- Task brief: The data below is to be returned in full and exactly.

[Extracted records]
[START]

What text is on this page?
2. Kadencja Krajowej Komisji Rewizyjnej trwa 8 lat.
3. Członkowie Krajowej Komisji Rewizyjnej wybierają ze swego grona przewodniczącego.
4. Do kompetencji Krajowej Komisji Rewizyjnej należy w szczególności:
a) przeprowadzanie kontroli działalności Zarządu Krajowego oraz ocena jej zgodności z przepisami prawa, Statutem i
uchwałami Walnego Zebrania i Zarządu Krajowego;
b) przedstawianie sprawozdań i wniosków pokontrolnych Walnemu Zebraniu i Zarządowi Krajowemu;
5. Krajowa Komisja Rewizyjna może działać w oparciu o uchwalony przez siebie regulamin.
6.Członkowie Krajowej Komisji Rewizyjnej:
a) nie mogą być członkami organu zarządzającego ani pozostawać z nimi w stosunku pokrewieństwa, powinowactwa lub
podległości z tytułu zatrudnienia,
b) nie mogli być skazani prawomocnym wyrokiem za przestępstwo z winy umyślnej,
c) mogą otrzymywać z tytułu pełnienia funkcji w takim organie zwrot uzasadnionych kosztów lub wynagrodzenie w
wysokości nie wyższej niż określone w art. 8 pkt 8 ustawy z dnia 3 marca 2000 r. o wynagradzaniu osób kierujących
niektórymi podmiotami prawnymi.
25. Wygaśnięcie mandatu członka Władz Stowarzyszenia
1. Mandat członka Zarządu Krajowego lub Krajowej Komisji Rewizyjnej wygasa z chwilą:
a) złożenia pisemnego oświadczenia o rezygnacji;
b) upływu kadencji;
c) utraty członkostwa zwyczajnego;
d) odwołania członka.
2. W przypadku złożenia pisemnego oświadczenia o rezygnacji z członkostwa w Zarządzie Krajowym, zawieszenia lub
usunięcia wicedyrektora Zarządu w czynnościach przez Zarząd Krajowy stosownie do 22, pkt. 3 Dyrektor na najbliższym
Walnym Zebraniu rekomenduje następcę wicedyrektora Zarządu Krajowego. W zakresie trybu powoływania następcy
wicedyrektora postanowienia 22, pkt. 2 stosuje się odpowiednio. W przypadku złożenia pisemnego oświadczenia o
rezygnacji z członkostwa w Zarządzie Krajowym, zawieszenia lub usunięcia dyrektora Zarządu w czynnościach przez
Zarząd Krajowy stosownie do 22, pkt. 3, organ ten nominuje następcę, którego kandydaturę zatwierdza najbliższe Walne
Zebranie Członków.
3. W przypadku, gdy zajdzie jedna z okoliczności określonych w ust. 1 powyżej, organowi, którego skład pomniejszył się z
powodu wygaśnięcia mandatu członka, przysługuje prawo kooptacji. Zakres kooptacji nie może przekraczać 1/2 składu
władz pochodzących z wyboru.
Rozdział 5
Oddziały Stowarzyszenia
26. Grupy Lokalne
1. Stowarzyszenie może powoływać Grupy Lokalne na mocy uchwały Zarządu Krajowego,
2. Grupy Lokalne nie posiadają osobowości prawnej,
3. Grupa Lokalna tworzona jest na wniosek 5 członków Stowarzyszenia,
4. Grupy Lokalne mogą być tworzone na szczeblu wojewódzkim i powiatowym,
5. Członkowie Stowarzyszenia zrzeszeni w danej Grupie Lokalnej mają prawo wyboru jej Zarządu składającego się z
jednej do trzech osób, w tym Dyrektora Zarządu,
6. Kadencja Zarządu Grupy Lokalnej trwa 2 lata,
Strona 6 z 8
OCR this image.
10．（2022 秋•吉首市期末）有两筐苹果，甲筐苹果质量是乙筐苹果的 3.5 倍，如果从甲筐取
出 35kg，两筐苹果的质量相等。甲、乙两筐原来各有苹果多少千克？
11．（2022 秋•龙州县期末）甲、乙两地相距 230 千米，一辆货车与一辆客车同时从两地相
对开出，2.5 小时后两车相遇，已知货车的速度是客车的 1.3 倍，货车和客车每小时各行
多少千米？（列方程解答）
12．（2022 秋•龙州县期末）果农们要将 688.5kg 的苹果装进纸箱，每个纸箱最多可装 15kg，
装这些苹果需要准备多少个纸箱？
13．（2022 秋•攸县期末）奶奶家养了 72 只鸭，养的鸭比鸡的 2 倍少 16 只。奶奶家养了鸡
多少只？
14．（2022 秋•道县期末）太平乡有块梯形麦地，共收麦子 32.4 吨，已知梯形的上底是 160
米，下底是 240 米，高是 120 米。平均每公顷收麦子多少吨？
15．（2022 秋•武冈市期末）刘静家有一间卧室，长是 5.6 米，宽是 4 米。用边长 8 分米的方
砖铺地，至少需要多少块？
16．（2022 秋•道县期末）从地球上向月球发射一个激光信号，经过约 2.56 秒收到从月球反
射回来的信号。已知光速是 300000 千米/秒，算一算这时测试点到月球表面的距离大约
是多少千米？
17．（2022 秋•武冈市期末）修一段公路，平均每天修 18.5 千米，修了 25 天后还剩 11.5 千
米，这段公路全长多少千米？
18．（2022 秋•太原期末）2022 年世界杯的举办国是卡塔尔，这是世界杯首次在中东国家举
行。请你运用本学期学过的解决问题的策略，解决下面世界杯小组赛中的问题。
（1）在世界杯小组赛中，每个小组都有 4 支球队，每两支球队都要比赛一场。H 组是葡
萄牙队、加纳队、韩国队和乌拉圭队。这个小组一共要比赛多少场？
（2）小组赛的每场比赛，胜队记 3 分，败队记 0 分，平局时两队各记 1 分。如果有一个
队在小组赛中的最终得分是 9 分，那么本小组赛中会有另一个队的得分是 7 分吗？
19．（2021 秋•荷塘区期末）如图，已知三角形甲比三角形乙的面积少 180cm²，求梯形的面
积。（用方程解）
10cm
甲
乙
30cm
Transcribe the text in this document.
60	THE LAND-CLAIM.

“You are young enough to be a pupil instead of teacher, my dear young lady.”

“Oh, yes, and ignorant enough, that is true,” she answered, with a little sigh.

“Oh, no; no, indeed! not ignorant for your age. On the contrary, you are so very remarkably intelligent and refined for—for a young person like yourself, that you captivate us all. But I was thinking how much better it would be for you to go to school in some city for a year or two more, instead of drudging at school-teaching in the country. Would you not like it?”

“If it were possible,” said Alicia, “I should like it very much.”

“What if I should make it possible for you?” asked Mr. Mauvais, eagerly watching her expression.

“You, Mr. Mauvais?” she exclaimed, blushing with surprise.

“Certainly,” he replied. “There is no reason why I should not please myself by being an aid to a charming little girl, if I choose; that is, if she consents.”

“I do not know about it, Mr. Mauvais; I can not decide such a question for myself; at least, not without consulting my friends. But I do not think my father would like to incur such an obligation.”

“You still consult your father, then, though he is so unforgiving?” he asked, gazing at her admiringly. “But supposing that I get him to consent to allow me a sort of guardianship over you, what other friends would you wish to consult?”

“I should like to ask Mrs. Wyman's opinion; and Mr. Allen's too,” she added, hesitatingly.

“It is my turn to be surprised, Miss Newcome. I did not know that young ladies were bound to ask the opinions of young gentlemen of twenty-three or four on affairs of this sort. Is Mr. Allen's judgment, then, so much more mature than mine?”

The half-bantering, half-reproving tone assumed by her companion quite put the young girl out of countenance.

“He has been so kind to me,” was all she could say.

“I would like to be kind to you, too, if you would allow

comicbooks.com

[END]

- Solution:
What text is on this page?
2. Kadencja Krajowej Komisji Rewizyjnej trwa 8 lat.
3. Członkowie Krajowej Komisji Rewizyjnej wybierają ze swego grona przewodniczącego.
4. Do kompetencji Krajowej Komisji Rewizyjnej należy w szczególności:
a) przeprowadzanie kontroli działalności Zarządu Krajowego oraz ocena jej zgodności z przepisami prawa, Statutem i
uchwałami Walnego Zebrania i Zarządu Krajowego;
b) przedstawianie sprawozdań i wniosków pokontrolnych Walnemu Zebraniu i Zarządowi Krajowemu;
5. Krajowa Komisja Rewizyjna może działać w oparciu o uchwalony przez siebie regulamin.
6.Członkowie Krajowej Komisji Rewizyjnej:
a) nie mogą być członkami organu zarządzającego ani pozostawać z nimi w stosunku pokrewieństwa, powinowactwa lub
podległości z tytułu zatrudnienia,
b) nie mogli być skazani prawomocnym wyrokiem za przestępstwo z winy umyślnej,
c) mogą otrzymywać z tytułu pełnienia funkcji w takim organie zwrot uzasadnionych kosztów lub wynagrodzenie w
wysokości nie wyższej niż określone w art. 8 pkt 8 ustawy z dnia 3 marca 2000 r. o wynagradzaniu osób kierujących
niektórymi podmiotami prawnymi.
25. Wygaśnięcie mandatu członka Władz Stowarzyszenia
1. Mandat członka Zarządu Krajowego lub Krajowej Komisji Rewizyjnej wygasa z chwilą:
a) złożenia pisemnego oświadczenia o rezygnacji;
b) upływu kadencji;
c) utraty członkostwa zwyczajnego;
d) odwołania członka.
2. W przypadku złożenia pisemnego oświadczenia o rezygnacji z członkostwa w Zarządzie Krajowym, zawieszenia lub
usunięcia wicedyrektora Zarządu w czynnościach przez Zarząd Krajowy stosownie do 22, pkt. 3 Dyrektor na najbliższym
Walnym Zebraniu rekomenduje następcę wicedyrektora Zarządu Krajowego. W zakresie trybu powoływania następcy
wicedyrektora postanowienia 22, pkt. 2 stosuje się odpowiednio. W przypadku złożenia pisemnego oświadczenia o
rezygnacji z członkostwa w Zarządzie Krajowym, zawieszenia lub usunięcia dyrektora Zarządu w czynnościach przez
Zarząd Krajowy stosownie do 22, pkt. 3, organ ten nominuje następcę, którego kandydaturę zatwierdza najbliższe Walne
Zebranie Członków.
3. W przypadku, gdy zajdzie jedna z okoliczności określonych w ust. 1 powyżej, organowi, którego skład pomniejszył się z
powodu wygaśnięcia mandatu członka, przysługuje prawo kooptacji. Zakres kooptacji nie może przekraczać 1/2 składu
władz pochodzących z wyboru.
Rozdział 5
Oddziały Stowarzyszenia
26. Grupy Lokalne
1. Stowarzyszenie może powoływać Grupy Lokalne na mocy uchwały Zarządu Krajowego,
2. Grupy Lokalne nie posiadają osobowości prawnej,
3. Grupa Lokalna tworzona jest na wniosek 5 członków Stowarzyszenia,
4. Grupy Lokalne mogą być tworzone na szczeblu wojewódzkim i powiatowym,
5. Członkowie Stowarzyszenia zrzeszeni w danej Grupie Lokalnej mają prawo wyboru jej Zarządu składającego się z
jednej do trzech osób, w tym Dyrektora Zarządu,
6. Kadencja Zarządu Grupy Lokalnej trwa 2 lata,
Strona 6 z 8
OCR this image.
10．（2022 秋•吉首市期末）有两筐苹果，甲筐苹果质量是乙筐苹果的 3.5 倍，如果从甲筐取
出 35kg，两筐苹果的质量相等。甲、乙两筐原来各有苹果多少千克？
11．（2022 秋•龙州县期末）甲、乙两地相距 230 千米，一辆货车与一辆客车同时从两地相
对开出，2.5 小时后两车相遇，已知货车的速度是客车的 1.3 倍，货车和客车每小时各行
多少千米？（列方程解答）
12．（2022 秋•龙州县期末）果农们要将 688.5kg 的苹果装进纸箱，每个纸箱最多可装 15kg，
装这些苹果需要准备多少个纸箱？
13．（2022 秋•攸县期末）奶奶家养了 72 只鸭，养的鸭比鸡的 2 倍少 16 只。奶奶家养了鸡
多少只？
14．（2022 秋•道县期末）太平乡有块梯形麦地，共收麦子 32.4 吨，已知梯形的上底是 160
米，下底是 240 米，高是 120 米。平均每公顷收麦子多少吨？
15．（2022 秋•武冈市期末）刘静家有一间卧室，长是 5.6 米，宽是 4 米。用边长 8 分米的方
砖铺地，至少需要多少块？
16．（2022 秋•道县期末）从地球上向月球发射一个激光信号，经过约 2.56 秒收到从月球反
射回来的信号。已知光速是 300000 千米/秒，算一算这时测试点到月球表面的距离大约
是多少千米？
17．（2022 秋•武冈市期末）修一段公路，平均每天修 18.5 千米，修了 25 天后还剩 11.5 千
米，这段公路全长多少千米？
18．（2022 秋•太原期末）2022 年世界杯的举办国是卡塔尔，这是世界杯首次在中东国家举
行。请你运用本学期学过的解决问题的策略，解决下面世界杯小组赛中的问题。
（1）在世界杯小组赛中，每个小组都有 4 支球队，每两支球队都要比赛一场。H 组是葡
萄牙队、加纳队、韩国队和乌拉圭队。这个小组一共要比赛多少场？
（2）小组赛的每场比赛，胜队记 3 分，败队记 0 分，平局时两队各记 1 分。如果有一个
队在小组赛中的最终得分是 9 分，那么本小组赛中会有另一个队的得分是 7 分吗？
19．（2021 秋•荷塘区期末）如图，已知三角形甲比三角形乙的面积少 180cm²，求梯形的面
积。（用方程解）
10cm
甲
乙
30cm
Transcribe the text in this document.
60	THE LAND-CLAIM.

“You are young enough to be a pupil instead of teacher, my dear young lady.”

“Oh, yes, and ignorant enough, that is true,” she answered, with a little sigh.

“Oh, no; no, indeed! not ignorant for your age. On the contrary, you are so very remarkably intelligent and refined for—for a young person like yourself, that you captivate us all. But I was thinking how much better it would be for you to go to school in some city for a year or two more, instead of drudging at school-teaching in the country. Would you not like it?”

“If it were possible,” said Alicia, “I should like it very much.”

“What if I should make it possible for you?” asked Mr. Mauvais, eagerly watching her expression.

“You, Mr. Mauvais?” she exclaimed, blushing with surprise.

“Certainly,” he replied. “There is no reason why I should not please myself by being an aid to a charming little girl, if I choose; that is, if she consents.”

“I do not know about it, Mr. Mauvais; I can not decide such a question for myself; at least, not without consulting my friends. But I do not think my father would like to incur such an obligation.”

“You still consult your father, then, though he is so unforgiving?” he asked, gazing at her admiringly. “But supposing that I get him to consent to allow me a sort of guardianship over you, what other friends would you wish to consult?”

“I should like to ask Mrs. Wyman's opinion; and Mr. Allen's too,” she added, hesitatingly.

“It is my turn to be surprised, Miss Newcome. I did not know that young ladies were bound to ask the opinions of young gentlemen of twenty-three or four on affairs of this sort. Is Mr. Allen's judgment, then, so much more mature than mine?”

The half-bantering, half-reproving tone assumed by her companion quite put the young girl out of countenance.

“He has been so kind to me,” was all she could say.

“I would like to be kind to you, too, if you would allow

comicbooks.com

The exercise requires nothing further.